**ROWS:**
____
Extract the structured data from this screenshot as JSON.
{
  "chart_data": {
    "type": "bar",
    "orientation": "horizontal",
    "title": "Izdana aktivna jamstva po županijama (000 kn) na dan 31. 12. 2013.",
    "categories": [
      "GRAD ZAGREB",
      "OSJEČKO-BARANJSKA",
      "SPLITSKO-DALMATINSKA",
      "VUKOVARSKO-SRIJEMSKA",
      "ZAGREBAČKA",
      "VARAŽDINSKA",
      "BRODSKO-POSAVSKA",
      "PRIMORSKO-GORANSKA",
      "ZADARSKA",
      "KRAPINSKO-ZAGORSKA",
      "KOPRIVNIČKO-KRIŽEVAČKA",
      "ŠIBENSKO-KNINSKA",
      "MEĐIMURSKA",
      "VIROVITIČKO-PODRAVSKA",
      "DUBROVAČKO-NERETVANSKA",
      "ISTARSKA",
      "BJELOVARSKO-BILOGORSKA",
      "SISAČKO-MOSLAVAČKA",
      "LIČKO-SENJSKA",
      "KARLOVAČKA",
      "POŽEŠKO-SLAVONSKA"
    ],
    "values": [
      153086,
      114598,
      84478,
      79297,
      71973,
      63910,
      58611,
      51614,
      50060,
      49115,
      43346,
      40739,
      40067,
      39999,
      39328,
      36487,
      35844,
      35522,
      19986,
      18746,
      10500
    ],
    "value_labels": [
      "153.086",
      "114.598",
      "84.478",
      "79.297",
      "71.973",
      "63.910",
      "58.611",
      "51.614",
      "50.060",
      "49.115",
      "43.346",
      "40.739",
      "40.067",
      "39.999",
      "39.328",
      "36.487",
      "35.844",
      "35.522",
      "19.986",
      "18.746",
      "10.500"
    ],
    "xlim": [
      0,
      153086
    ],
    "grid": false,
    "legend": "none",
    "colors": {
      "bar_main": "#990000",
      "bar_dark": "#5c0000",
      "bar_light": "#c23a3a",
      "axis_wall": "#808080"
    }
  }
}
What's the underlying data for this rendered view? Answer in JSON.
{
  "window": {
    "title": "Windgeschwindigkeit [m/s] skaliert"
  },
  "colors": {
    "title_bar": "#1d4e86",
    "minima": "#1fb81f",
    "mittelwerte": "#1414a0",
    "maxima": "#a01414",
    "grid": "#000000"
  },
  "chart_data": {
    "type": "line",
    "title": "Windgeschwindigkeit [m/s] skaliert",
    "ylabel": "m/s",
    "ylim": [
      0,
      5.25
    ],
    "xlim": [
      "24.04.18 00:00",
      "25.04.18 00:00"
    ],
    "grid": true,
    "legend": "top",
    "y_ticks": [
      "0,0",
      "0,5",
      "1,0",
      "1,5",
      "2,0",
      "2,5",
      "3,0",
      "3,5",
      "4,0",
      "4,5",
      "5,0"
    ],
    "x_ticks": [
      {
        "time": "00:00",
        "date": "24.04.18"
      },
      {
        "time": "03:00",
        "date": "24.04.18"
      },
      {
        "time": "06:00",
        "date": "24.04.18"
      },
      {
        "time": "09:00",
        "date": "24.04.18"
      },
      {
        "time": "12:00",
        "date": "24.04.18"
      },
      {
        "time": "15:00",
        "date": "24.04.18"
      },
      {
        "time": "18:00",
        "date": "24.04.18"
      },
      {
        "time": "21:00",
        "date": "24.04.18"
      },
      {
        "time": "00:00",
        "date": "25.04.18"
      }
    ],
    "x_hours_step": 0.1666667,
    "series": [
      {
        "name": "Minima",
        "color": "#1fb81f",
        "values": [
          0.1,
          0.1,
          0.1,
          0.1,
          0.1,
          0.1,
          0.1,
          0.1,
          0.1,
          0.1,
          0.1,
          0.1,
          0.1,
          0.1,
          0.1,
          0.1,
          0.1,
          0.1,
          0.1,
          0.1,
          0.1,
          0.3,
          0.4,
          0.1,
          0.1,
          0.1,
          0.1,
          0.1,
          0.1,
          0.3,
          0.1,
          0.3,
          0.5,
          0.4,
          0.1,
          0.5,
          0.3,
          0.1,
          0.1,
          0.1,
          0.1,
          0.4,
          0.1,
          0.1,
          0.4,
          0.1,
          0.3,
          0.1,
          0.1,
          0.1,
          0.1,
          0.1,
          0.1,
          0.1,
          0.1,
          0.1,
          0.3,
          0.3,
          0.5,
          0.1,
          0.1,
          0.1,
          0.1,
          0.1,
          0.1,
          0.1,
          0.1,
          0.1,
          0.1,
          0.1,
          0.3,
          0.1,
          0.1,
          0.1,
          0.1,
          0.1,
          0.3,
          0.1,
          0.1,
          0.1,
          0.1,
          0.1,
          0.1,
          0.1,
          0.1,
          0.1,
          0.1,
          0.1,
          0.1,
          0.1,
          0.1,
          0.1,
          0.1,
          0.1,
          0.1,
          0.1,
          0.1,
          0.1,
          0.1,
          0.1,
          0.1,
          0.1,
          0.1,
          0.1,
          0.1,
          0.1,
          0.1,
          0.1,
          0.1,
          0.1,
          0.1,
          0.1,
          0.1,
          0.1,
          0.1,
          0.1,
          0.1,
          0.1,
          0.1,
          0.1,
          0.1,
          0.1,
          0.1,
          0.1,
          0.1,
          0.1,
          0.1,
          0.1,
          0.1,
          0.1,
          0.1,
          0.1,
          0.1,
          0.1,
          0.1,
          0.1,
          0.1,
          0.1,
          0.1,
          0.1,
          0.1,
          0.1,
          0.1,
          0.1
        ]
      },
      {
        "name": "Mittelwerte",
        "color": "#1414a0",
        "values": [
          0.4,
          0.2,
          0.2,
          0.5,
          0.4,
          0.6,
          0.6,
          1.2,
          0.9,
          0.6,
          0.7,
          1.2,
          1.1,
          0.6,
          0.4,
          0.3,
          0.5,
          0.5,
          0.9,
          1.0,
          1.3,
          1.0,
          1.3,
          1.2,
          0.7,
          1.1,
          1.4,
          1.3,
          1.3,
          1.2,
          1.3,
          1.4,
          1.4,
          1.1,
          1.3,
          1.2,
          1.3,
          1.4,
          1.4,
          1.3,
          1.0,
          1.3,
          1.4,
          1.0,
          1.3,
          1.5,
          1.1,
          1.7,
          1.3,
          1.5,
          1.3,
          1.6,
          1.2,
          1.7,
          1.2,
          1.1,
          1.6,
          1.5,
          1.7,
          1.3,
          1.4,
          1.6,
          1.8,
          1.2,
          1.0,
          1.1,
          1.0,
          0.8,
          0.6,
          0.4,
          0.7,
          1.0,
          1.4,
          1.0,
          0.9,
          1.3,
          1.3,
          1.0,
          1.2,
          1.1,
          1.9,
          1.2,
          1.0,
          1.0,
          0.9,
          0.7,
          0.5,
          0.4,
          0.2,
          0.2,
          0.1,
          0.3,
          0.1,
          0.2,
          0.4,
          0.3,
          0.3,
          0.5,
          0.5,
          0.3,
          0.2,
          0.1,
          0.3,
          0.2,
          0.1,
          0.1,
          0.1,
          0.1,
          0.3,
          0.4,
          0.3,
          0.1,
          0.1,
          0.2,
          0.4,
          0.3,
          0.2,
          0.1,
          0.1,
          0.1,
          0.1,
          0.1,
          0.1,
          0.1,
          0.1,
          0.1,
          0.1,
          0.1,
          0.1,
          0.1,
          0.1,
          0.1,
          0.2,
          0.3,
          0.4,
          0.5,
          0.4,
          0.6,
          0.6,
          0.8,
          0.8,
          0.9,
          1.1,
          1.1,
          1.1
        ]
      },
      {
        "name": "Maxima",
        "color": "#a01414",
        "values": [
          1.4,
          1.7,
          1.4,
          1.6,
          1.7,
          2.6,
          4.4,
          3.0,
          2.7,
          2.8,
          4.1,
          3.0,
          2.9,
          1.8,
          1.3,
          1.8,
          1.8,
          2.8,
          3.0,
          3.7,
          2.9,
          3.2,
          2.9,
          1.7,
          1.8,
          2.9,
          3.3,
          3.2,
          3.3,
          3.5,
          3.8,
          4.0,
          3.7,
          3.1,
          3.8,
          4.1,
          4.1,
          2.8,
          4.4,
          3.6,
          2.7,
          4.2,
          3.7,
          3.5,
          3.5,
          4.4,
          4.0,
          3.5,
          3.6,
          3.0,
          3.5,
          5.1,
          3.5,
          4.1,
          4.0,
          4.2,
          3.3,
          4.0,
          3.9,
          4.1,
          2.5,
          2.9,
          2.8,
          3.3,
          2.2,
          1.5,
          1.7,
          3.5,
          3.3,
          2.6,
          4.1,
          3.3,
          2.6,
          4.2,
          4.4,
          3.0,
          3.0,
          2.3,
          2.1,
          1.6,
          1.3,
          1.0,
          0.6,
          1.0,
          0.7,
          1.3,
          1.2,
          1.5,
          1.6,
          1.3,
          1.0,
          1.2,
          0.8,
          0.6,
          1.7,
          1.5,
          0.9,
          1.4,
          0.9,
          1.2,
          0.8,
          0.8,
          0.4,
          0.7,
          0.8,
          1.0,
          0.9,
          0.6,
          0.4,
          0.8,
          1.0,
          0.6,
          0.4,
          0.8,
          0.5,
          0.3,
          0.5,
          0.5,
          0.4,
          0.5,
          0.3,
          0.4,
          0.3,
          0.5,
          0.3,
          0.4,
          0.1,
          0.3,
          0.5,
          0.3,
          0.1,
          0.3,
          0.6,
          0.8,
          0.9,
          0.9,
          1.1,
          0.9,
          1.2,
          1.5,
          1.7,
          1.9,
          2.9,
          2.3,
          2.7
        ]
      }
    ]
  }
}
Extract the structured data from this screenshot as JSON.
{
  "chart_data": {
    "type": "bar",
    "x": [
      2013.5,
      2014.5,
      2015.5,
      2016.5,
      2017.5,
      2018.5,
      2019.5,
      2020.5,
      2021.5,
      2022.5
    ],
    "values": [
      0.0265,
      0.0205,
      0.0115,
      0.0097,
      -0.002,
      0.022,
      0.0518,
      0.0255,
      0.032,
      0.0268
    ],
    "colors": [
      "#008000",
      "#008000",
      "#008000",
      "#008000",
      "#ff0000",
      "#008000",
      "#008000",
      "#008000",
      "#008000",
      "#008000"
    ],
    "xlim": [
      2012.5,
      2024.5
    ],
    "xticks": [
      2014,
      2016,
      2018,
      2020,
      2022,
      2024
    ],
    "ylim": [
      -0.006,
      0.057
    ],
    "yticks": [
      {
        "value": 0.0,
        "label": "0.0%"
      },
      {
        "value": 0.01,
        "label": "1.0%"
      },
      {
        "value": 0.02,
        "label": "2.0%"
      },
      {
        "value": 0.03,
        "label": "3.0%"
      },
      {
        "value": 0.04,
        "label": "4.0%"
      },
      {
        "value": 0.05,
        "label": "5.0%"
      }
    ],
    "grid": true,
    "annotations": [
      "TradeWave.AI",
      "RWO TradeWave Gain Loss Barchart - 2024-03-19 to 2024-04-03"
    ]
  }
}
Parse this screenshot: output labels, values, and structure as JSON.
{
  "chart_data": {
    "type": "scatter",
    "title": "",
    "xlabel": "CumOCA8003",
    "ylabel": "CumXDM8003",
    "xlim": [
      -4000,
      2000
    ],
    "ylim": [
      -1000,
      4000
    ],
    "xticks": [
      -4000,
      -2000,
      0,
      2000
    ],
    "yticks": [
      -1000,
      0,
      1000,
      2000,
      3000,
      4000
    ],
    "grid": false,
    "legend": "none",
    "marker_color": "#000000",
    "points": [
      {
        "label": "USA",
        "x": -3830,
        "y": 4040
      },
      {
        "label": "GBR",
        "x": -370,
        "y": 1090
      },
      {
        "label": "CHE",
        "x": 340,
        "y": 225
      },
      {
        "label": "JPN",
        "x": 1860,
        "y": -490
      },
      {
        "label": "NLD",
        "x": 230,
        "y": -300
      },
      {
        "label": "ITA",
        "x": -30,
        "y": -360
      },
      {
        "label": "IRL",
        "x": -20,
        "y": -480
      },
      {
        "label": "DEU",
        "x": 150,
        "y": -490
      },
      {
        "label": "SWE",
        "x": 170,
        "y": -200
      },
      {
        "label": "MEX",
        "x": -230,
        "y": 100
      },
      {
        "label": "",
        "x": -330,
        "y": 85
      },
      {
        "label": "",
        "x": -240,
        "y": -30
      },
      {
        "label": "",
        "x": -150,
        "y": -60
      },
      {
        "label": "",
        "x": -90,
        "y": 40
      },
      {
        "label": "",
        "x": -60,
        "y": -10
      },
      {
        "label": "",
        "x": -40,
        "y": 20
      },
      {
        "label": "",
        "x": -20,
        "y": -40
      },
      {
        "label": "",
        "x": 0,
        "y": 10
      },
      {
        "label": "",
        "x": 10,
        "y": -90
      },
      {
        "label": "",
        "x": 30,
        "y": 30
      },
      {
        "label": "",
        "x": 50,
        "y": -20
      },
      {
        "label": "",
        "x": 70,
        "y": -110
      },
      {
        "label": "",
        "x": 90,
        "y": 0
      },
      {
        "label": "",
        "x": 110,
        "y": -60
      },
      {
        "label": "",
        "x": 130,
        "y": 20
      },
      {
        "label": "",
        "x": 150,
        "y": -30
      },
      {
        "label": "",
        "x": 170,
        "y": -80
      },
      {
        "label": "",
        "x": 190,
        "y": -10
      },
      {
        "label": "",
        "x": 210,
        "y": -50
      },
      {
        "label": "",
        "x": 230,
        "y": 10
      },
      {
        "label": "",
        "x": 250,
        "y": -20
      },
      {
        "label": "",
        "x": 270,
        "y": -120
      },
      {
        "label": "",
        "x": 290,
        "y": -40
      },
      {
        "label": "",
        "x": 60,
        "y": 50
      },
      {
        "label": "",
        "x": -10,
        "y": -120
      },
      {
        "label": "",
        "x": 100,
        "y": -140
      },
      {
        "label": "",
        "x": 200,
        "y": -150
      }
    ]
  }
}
____
**WHAT TO PRODUCE:**
Working from the listing above, pick out every line that has "name" and copy it.

**THE REPLY:**
        "name": "Minima",
        "name": "Mittelwerte",
        "name": "Maxima",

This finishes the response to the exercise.